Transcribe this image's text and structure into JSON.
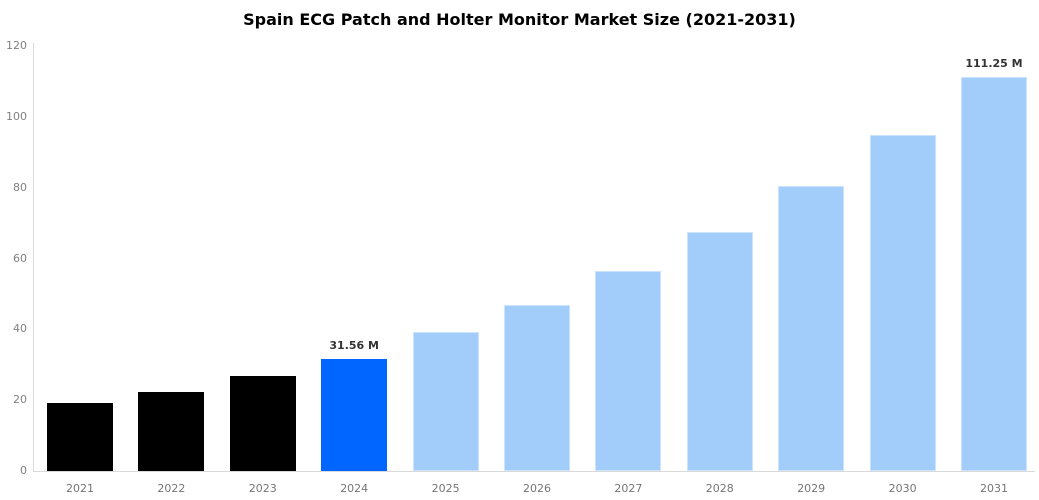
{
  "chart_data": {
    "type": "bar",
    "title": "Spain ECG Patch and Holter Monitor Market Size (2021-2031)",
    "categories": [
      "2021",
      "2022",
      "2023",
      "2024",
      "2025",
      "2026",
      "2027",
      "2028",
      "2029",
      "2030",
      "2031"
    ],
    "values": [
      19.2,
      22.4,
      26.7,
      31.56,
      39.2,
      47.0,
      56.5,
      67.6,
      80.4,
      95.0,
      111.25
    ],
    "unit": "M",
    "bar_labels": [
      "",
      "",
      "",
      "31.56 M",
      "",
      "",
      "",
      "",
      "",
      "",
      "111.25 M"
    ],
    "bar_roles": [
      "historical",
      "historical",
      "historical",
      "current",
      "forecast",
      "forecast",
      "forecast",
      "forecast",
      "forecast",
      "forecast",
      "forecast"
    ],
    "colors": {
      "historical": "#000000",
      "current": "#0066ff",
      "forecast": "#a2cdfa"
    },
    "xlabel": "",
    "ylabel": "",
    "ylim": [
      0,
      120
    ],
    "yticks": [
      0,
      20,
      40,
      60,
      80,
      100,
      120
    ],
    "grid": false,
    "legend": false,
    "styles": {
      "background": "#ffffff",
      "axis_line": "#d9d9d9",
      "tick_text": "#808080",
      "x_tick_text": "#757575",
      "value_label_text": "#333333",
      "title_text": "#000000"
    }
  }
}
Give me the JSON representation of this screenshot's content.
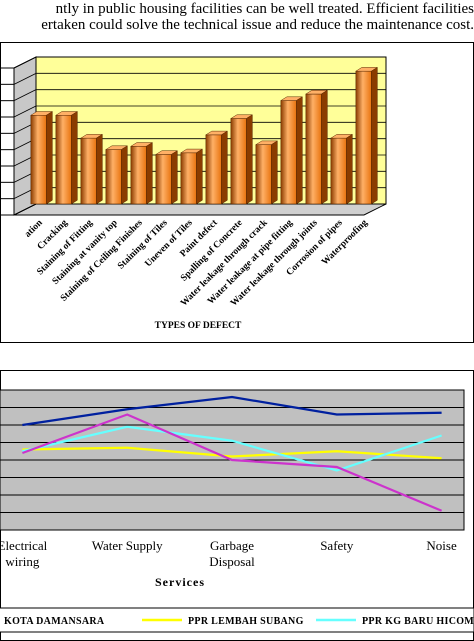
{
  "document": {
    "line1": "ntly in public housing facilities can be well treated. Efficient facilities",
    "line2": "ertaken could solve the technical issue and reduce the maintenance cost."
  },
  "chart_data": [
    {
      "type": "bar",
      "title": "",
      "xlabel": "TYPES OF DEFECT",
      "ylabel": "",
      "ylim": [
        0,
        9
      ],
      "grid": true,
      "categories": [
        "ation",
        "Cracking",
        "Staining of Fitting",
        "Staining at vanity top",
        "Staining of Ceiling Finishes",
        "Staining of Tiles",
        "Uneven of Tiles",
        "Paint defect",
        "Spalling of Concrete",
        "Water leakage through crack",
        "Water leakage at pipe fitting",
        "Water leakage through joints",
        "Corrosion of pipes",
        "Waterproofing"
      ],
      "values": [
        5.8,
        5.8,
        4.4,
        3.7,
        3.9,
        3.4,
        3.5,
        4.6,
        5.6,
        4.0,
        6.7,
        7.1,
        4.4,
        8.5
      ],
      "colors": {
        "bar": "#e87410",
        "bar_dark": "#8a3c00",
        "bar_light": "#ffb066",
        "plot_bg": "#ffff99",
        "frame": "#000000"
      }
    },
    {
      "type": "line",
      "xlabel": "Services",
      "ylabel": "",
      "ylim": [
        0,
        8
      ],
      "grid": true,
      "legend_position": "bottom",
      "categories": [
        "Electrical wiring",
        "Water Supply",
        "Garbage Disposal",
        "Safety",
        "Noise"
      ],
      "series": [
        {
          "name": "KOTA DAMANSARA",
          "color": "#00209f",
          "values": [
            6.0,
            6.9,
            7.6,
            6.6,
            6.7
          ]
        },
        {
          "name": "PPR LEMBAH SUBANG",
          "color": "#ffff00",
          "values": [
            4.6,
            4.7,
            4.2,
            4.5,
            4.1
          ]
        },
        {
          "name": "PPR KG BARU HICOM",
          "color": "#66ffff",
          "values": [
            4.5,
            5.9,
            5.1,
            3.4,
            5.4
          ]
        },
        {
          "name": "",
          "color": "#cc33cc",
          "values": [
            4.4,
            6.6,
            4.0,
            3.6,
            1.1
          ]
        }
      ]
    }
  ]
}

→ **Given exercise**: Take every line from the data that contains the word "through".

→ **The response**:
        "Water leakage through crack",
        "Water leakage through joints",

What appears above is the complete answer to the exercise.